** Start of INFORMATION SHOWN **

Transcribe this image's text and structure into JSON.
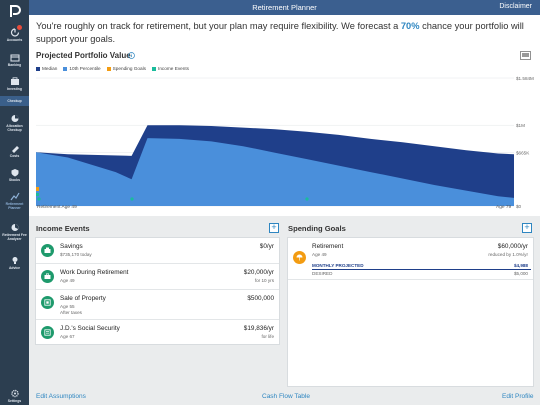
{
  "header": {
    "title": "Retirement Planner",
    "disclaimer": "Disclaimer"
  },
  "sidebar": {
    "items": [
      {
        "label": "Accounts",
        "icon": "accounts-icon"
      },
      {
        "label": "Banking",
        "icon": "banking-icon"
      },
      {
        "label": "Investing",
        "icon": "investing-icon"
      },
      {
        "label": "Checkup",
        "icon": "checkup-icon"
      },
      {
        "label": "Allocation Checkup",
        "icon": "allocation-icon"
      },
      {
        "label": "Costs",
        "icon": "costs-icon"
      },
      {
        "label": "Stocks",
        "icon": "stocks-icon"
      },
      {
        "label": "Retirement Planner",
        "icon": "retirement-icon"
      },
      {
        "label": "Retirement Fee Analyzer",
        "icon": "fee-analyzer-icon"
      },
      {
        "label": "Advice",
        "icon": "advice-icon"
      },
      {
        "label": "Settings",
        "icon": "settings-icon"
      }
    ]
  },
  "headline": {
    "before": "You're roughly on track for retirement, but your plan may require flexibility. We forecast a ",
    "percent": "70%",
    "after": " chance your portfolio will support your goals."
  },
  "chart_section": {
    "title": "Projected Portfolio Value",
    "legend": [
      {
        "label": "Median",
        "color": "#1f3f8a"
      },
      {
        "label": "10th Percentile",
        "color": "#4a8fdb"
      },
      {
        "label": "Spending Goals",
        "color": "#f39c12"
      },
      {
        "label": "Income Events",
        "color": "#1abc9c"
      }
    ]
  },
  "chart_data": {
    "type": "area",
    "x_start_label": "Retirement Age 49",
    "x_end_label": "Age 79",
    "y_ticks": [
      "$1.584M",
      "$1M",
      "$665K",
      "$0"
    ],
    "series": [
      {
        "name": "Median",
        "color": "#1f3f8a",
        "x": [
          49,
          51,
          55,
          56,
          58,
          60,
          62,
          64,
          66,
          68,
          70,
          72,
          74,
          76,
          78,
          79
        ],
        "values": [
          665000,
          640000,
          620000,
          1000000,
          1000000,
          990000,
          970000,
          950000,
          920000,
          880000,
          830000,
          790000,
          740000,
          690000,
          650000,
          640000
        ]
      },
      {
        "name": "10th Percentile",
        "color": "#4a8fdb",
        "x": [
          49,
          51,
          54,
          55,
          56,
          58,
          60,
          62,
          64,
          66,
          68,
          70,
          72,
          74,
          76,
          78,
          79
        ],
        "values": [
          665000,
          600000,
          420000,
          330000,
          840000,
          830000,
          800000,
          740000,
          660000,
          580000,
          500000,
          420000,
          340000,
          260000,
          190000,
          120000,
          100000
        ]
      }
    ],
    "ylim": [
      0,
      1584000
    ],
    "xlim": [
      49,
      79
    ]
  },
  "income_events": {
    "title": "Income Events",
    "items": [
      {
        "name": "Savings",
        "sub": "$735,170 today",
        "sub2": "",
        "amount": "$0/yr",
        "amount_sub": ""
      },
      {
        "name": "Work During Retirement",
        "sub": "Age 49",
        "sub2": "",
        "amount": "$20,000/yr",
        "amount_sub": "for 10 yrs"
      },
      {
        "name": "Sale of Property",
        "sub": "Age 55",
        "sub2": "After taxes",
        "amount": "$500,000",
        "amount_sub": ""
      },
      {
        "name": "J.D.'s Social Security",
        "sub": "Age 67",
        "sub2": "",
        "amount": "$19,836/yr",
        "amount_sub": "for life"
      }
    ]
  },
  "spending_goals": {
    "title": "Spending Goals",
    "items": [
      {
        "name": "Retirement",
        "sub": "Age 49",
        "amount": "$60,000/yr",
        "amount_sub": "reduced by 1.0%/yr",
        "monthly_label": "MONTHLY PROJECTED",
        "monthly_value": "$4,988",
        "desired_label": "DESIRED",
        "desired_value": "$5,000"
      }
    ]
  },
  "footer": {
    "edit_assumptions": "Edit Assumptions",
    "cash_flow_table": "Cash Flow Table",
    "edit_profile": "Edit Profile"
  }
}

** End of INFORMATION SHOWN **

◆ **WHAT THIS TASK INVOLVES**:
Leave the images out, please, and restate each line word for word.

◆ **ANSWER TO THE PROBLEM**:
Transcribe this image's text and structure into JSON.
{
  "header": {
    "title": "Retirement Planner",
    "disclaimer": "Disclaimer"
  },
  "sidebar": {
    "items": [
      {
        "label": "Accounts",
        "icon": "accounts-icon"
      },
      {
        "label": "Banking",
        "icon": "banking-icon"
      },
      {
        "label": "Investing",
        "icon": "investing-icon"
      },
      {
        "label": "Checkup",
        "icon": "checkup-icon"
      },
      {
        "label": "Allocation Checkup",
        "icon": "allocation-icon"
      },
      {
        "label": "Costs",
        "icon": "costs-icon"
      },
      {
        "label": "Stocks",
        "icon": "stocks-icon"
      },
      {
        "label": "Retirement Planner",
        "icon": "retirement-icon"
      },
      {
        "label": "Retirement Fee Analyzer",
        "icon": "fee-analyzer-icon"
      },
      {
        "label": "Advice",
        "icon": "advice-icon"
      },
      {
        "label": "Settings",
        "icon": "settings-icon"
      }
    ]
  },
  "headline": {
    "before": "You're roughly on track for retirement, but your plan may require flexibility. We forecast a ",
    "percent": "70%",
    "after": " chance your portfolio will support your goals."
  },
  "chart_section": {
    "title": "Projected Portfolio Value",
    "legend": [
      {
        "label": "Median",
        "color": "#1f3f8a"
      },
      {
        "label": "10th Percentile",
        "color": "#4a8fdb"
      },
      {
        "label": "Spending Goals",
        "color": "#f39c12"
      },
      {
        "label": "Income Events",
        "color": "#1abc9c"
      }
    ]
  },
  "chart_data": {
    "type": "area",
    "x_start_label": "Retirement Age 49",
    "x_end_label": "Age 79",
    "y_ticks": [
      "$1.584M",
      "$1M",
      "$665K",
      "$0"
    ],
    "series": [
      {
        "name": "Median",
        "color": "#1f3f8a",
        "x": [
          49,
          51,
          55,
          56,
          58,
          60,
          62,
          64,
          66,
          68,
          70,
          72,
          74,
          76,
          78,
          79
        ],
        "values": [
          665000,
          640000,
          620000,
          1000000,
          1000000,
          990000,
          970000,
          950000,
          920000,
          880000,
          830000,
          790000,
          740000,
          690000,
          650000,
          640000
        ]
      },
      {
        "name": "10th Percentile",
        "color": "#4a8fdb",
        "x": [
          49,
          51,
          54,
          55,
          56,
          58,
          60,
          62,
          64,
          66,
          68,
          70,
          72,
          74,
          76,
          78,
          79
        ],
        "values": [
          665000,
          600000,
          420000,
          330000,
          840000,
          830000,
          800000,
          740000,
          660000,
          580000,
          500000,
          420000,
          340000,
          260000,
          190000,
          120000,
          100000
        ]
      }
    ],
    "ylim": [
      0,
      1584000
    ],
    "xlim": [
      49,
      79
    ]
  },
  "income_events": {
    "title": "Income Events",
    "items": [
      {
        "name": "Savings",
        "sub": "$735,170 today",
        "sub2": "",
        "amount": "$0/yr",
        "amount_sub": ""
      },
      {
        "name": "Work During Retirement",
        "sub": "Age 49",
        "sub2": "",
        "amount": "$20,000/yr",
        "amount_sub": "for 10 yrs"
      },
      {
        "name": "Sale of Property",
        "sub": "Age 55",
        "sub2": "After taxes",
        "amount": "$500,000",
        "amount_sub": ""
      },
      {
        "name": "J.D.'s Social Security",
        "sub": "Age 67",
        "sub2": "",
        "amount": "$19,836/yr",
        "amount_sub": "for life"
      }
    ]
  },
  "spending_goals": {
    "title": "Spending Goals",
    "items": [
      {
        "name": "Retirement",
        "sub": "Age 49",
        "amount": "$60,000/yr",
        "amount_sub": "reduced by 1.0%/yr",
        "monthly_label": "MONTHLY PROJECTED",
        "monthly_value": "$4,988",
        "desired_label": "DESIRED",
        "desired_value": "$5,000"
      }
    ]
  },
  "footer": {
    "edit_assumptions": "Edit Assumptions",
    "cash_flow_table": "Cash Flow Table",
    "edit_profile": "Edit Profile"
  }
}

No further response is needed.